**The request**
Rewrite the lines starting with the line containing "Localize all elements." and going on through the line containing "nav-dashboard[interactable]: Dashboard —", putting "items" wherever "elements" occurs and leaving everything else unchanged. Leave the pictures out of your answer.

**Available data**

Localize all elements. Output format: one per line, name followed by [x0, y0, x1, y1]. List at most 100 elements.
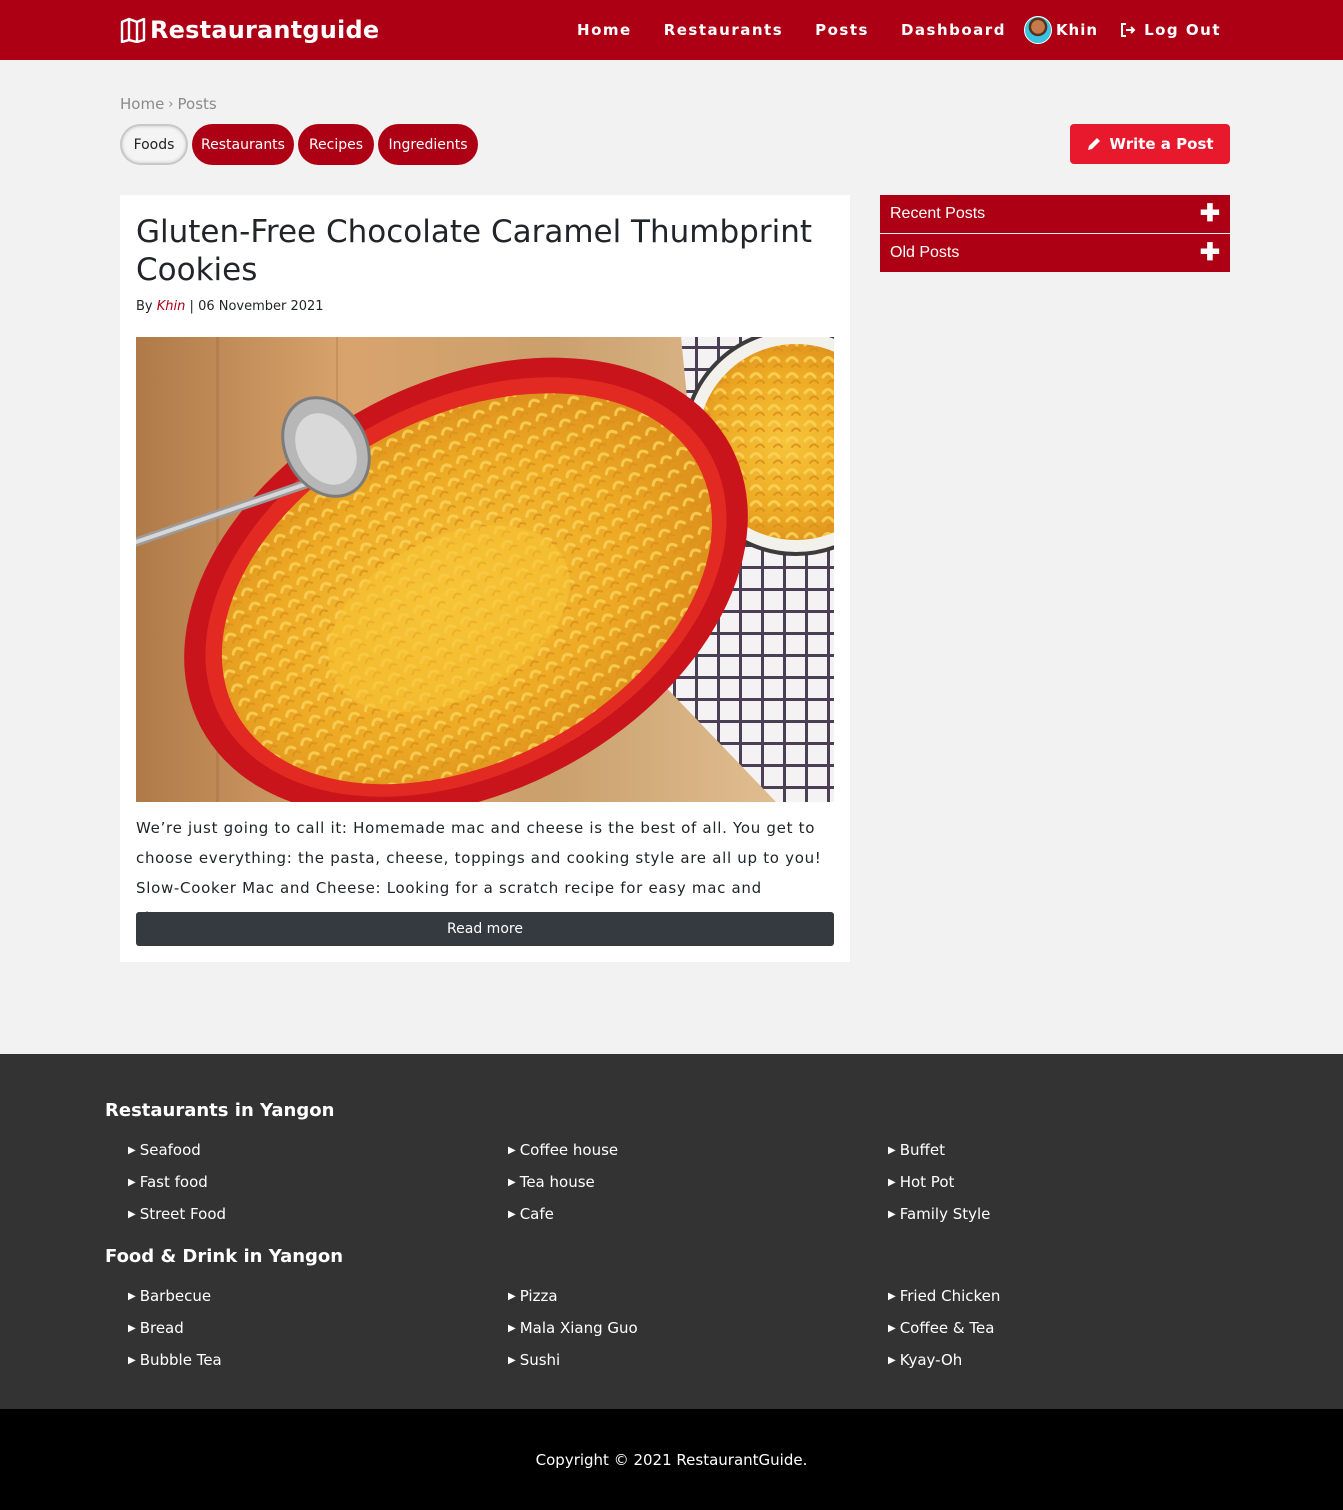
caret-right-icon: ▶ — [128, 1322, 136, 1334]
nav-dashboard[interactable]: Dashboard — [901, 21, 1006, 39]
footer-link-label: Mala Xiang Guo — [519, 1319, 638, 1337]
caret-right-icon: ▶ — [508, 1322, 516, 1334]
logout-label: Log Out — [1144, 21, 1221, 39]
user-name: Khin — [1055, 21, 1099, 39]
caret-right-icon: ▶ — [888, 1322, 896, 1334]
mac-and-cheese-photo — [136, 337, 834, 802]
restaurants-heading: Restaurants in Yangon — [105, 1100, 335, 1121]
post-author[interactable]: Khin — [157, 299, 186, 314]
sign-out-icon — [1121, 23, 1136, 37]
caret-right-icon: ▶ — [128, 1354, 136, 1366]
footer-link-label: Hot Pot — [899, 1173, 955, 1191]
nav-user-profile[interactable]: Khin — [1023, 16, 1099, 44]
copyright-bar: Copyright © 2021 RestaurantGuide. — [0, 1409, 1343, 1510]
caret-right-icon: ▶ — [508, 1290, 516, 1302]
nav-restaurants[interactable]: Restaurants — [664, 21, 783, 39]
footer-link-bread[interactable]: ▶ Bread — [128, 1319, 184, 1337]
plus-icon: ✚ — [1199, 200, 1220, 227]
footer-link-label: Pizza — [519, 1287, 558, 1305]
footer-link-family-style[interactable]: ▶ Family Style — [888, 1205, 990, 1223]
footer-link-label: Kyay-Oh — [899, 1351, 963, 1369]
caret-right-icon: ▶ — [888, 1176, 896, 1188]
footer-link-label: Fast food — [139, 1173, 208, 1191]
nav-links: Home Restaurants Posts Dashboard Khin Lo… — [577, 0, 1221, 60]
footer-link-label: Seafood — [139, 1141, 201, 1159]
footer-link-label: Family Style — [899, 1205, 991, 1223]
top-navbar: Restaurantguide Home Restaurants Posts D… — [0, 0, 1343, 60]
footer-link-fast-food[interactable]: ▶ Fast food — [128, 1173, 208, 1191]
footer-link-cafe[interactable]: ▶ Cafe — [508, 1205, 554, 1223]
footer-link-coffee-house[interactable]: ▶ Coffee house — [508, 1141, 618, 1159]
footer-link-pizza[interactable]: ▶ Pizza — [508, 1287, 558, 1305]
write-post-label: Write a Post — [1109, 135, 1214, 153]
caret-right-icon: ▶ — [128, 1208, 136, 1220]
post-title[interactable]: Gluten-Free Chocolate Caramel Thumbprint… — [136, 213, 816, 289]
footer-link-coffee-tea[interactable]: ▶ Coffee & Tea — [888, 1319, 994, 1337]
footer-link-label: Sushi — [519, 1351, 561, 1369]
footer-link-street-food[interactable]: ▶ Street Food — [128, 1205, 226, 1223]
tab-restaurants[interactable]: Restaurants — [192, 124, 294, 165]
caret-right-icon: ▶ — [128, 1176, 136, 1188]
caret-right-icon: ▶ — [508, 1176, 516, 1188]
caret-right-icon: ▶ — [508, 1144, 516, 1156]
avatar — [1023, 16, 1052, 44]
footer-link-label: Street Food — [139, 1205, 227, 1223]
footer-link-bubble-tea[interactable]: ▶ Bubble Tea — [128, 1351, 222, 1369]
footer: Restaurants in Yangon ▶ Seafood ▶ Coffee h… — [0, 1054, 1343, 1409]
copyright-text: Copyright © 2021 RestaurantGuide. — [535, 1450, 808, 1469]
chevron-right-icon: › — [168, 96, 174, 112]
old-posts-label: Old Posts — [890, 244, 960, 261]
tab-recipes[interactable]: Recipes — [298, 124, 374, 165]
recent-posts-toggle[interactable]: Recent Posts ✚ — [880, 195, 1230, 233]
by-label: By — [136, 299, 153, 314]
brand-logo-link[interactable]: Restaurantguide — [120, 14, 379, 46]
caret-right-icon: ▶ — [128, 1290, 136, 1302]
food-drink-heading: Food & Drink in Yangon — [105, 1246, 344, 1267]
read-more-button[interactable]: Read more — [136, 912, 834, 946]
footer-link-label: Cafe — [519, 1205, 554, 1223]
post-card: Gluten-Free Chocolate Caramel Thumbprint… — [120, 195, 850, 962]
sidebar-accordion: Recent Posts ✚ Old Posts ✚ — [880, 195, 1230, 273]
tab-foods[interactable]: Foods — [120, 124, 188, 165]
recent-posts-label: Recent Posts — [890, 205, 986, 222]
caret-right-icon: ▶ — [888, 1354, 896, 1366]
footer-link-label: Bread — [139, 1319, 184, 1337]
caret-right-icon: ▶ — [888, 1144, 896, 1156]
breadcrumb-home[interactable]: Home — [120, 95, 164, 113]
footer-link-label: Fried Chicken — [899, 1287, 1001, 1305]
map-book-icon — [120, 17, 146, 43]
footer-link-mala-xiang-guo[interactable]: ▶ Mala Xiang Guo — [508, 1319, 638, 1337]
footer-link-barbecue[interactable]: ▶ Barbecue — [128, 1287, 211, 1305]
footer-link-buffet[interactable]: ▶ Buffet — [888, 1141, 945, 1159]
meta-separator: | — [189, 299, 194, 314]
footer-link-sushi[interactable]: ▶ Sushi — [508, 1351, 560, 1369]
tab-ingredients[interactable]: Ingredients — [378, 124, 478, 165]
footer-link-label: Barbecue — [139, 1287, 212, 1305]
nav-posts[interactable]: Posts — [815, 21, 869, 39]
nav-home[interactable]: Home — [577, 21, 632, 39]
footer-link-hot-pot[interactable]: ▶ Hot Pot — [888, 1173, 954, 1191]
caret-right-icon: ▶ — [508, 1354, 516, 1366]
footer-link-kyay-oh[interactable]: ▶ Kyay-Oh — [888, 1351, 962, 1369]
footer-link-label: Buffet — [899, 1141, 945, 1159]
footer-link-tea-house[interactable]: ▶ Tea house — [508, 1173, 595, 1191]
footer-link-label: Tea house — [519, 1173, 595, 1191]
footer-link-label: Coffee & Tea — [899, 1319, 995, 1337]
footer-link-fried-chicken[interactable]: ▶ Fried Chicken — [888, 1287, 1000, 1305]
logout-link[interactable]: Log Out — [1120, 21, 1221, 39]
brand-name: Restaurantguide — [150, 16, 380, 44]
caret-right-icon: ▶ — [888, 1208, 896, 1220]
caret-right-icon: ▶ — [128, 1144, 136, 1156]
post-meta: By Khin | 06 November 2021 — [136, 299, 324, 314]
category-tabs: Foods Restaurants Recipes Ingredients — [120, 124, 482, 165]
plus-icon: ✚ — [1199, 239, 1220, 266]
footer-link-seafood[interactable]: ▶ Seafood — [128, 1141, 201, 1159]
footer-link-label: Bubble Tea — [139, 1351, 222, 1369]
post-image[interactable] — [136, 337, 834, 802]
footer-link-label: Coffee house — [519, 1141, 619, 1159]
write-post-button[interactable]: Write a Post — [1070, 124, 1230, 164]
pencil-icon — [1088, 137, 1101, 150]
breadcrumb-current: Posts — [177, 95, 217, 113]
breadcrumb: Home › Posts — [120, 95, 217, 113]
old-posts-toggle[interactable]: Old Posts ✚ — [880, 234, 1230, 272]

...

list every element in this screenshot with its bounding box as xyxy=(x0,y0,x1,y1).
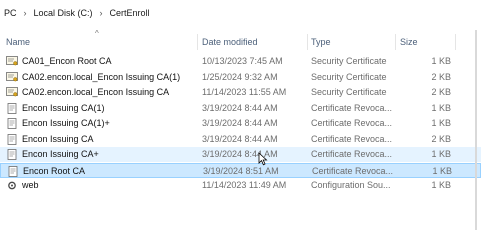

**Written answer**
Localize all items. Output format: one per line, name followed by [x0, y0, x1, y1]. List at most 100 items.
caret-right-icon: ▶ — [128, 1322, 136, 1334]
nav-dashboard[interactable]: Dashboard — [901, 21, 1006, 39]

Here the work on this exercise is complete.